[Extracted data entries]
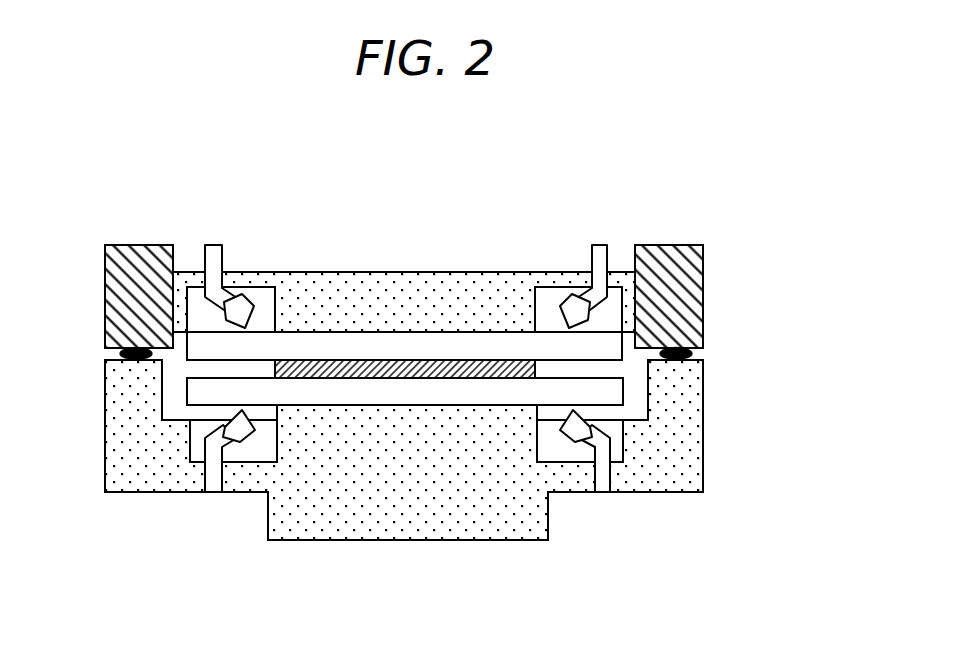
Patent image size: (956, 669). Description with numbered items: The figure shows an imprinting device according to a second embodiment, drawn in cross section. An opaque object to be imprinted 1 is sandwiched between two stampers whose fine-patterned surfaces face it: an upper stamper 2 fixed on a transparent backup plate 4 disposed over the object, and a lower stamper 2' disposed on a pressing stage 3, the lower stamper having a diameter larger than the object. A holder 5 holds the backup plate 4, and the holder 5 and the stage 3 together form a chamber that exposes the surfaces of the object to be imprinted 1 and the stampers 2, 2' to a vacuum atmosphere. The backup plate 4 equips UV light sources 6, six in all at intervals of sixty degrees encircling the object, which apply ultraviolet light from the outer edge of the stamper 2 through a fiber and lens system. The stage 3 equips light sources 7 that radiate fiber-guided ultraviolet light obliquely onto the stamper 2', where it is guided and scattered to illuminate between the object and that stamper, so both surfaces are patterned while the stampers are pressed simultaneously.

The object to be imprinted 1 is at (332, 360).
The stamper 2 is at (418, 266).
The stamper 2' is at (475, 385).
The pressing stage 3 is at (478, 450).
The transparent backup plate 4 is at (518, 300).
The holder 5 is at (677, 303).
The UV light source 6 is at (212, 245).
The light source 7 is at (205, 427).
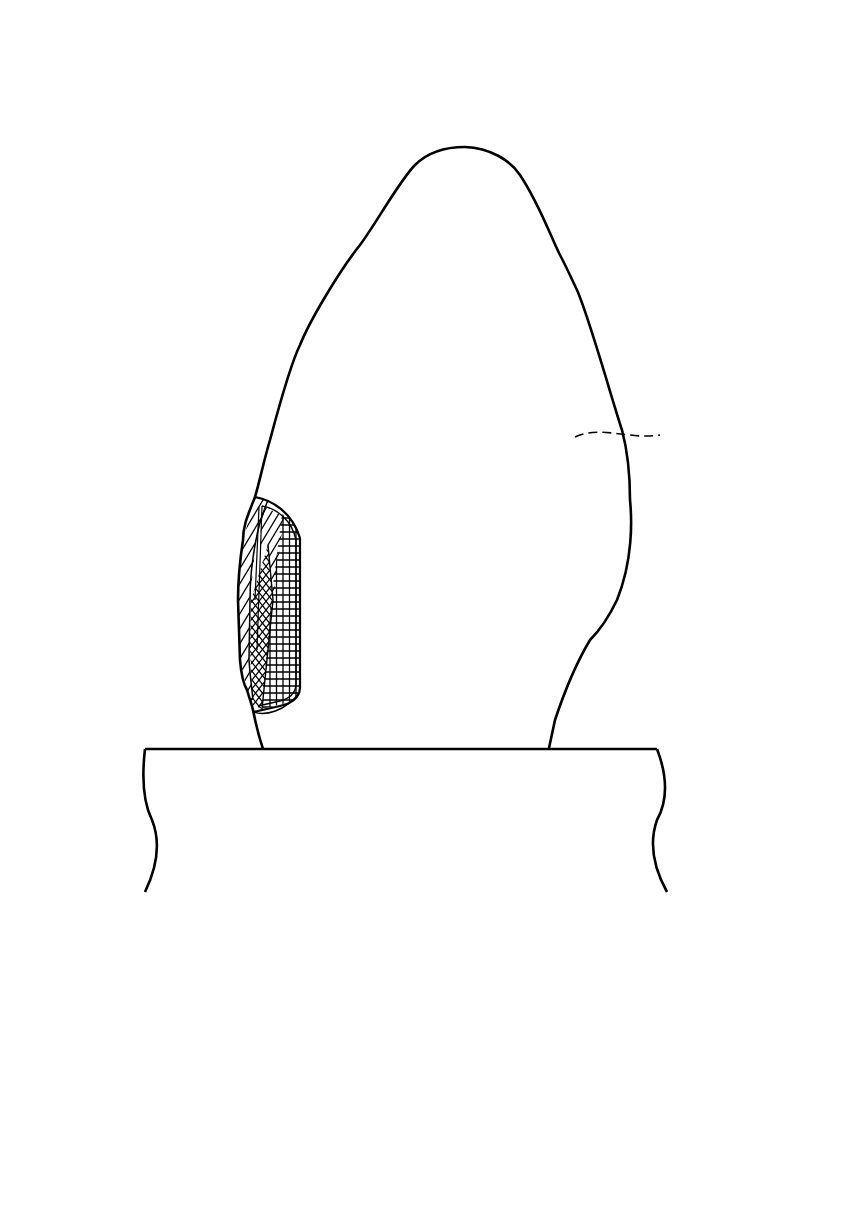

CHALLENGE:
Pull out each line of the entries above that contains the string "stamper".

OUTPUT:
Patent image size: (956, 669). Description with numbered items: The figure shows an imprinting device according to a second embodiment, drawn in cross section. An opaque object to be imprinted 1 is sandwiched between two stampers whose fine-patterned surfaces face it: an upper stamper 2 fixed on a transparent backup plate 4 disposed over the object, and a lower stamper 2' disposed on a pressing stage 3, the lower stamper having a diameter larger than the object. A holder 5 holds the backup plate 4, and the holder 5 and the stage 3 together form a chamber that exposes the surfaces of the object to be imprinted 1 and the stampers 2, 2' to a vacuum atmosphere. The backup plate 4 equips UV light sources 6, six in all at intervals of sixty degrees encircling the object, which apply ultraviolet light from the outer edge of the stamper 2 through a fiber and lens system. The stage 3 equips light sources 7 that radiate fiber-guided ultraviolet light obliquely onto the stamper 2', where it is guided and scattered to illuminate between the object and that stamper, so both surfaces are patterned while the stampers are pressed simultaneously.
The stamper 2 is at (418, 266).
The stamper 2' is at (475, 385).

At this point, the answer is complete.